((

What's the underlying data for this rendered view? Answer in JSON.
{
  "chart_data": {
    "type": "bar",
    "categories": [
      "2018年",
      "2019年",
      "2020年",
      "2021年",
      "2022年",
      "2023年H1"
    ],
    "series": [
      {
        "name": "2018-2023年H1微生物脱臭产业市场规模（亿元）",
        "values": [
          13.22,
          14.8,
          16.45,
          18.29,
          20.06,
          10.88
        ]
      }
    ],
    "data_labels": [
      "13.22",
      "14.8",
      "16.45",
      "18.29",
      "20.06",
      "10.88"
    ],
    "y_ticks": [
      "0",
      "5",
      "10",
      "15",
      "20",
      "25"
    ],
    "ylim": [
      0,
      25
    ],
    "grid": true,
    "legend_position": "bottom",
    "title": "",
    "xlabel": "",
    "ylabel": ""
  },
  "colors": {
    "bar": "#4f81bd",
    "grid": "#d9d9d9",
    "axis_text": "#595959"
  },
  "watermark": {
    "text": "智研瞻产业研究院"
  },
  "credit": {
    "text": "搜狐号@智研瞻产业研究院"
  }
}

))
((

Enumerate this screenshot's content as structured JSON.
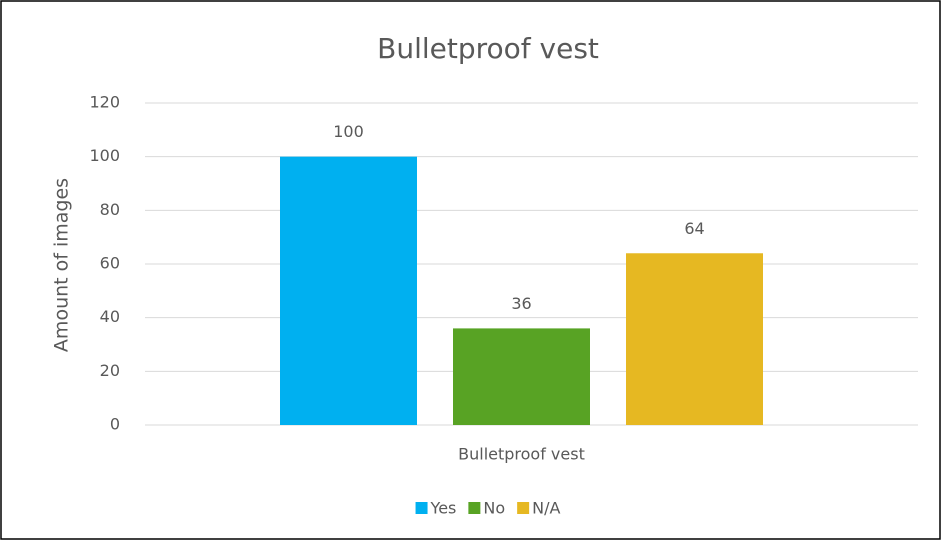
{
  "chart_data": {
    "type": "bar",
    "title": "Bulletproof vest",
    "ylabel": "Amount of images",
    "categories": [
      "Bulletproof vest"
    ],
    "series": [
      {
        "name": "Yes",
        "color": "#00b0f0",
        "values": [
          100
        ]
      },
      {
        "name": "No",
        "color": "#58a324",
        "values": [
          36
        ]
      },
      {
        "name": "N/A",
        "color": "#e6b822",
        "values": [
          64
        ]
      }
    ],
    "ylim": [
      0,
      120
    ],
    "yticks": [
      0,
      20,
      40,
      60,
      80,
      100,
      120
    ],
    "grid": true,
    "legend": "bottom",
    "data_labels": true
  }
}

))

Stated task - Locate the word "JSON" in the entries, and copy every line where it is found.

Output -
What's the underlying data for this rendered view? Answer in JSON.
Enumerate this screenshot's content as structured JSON.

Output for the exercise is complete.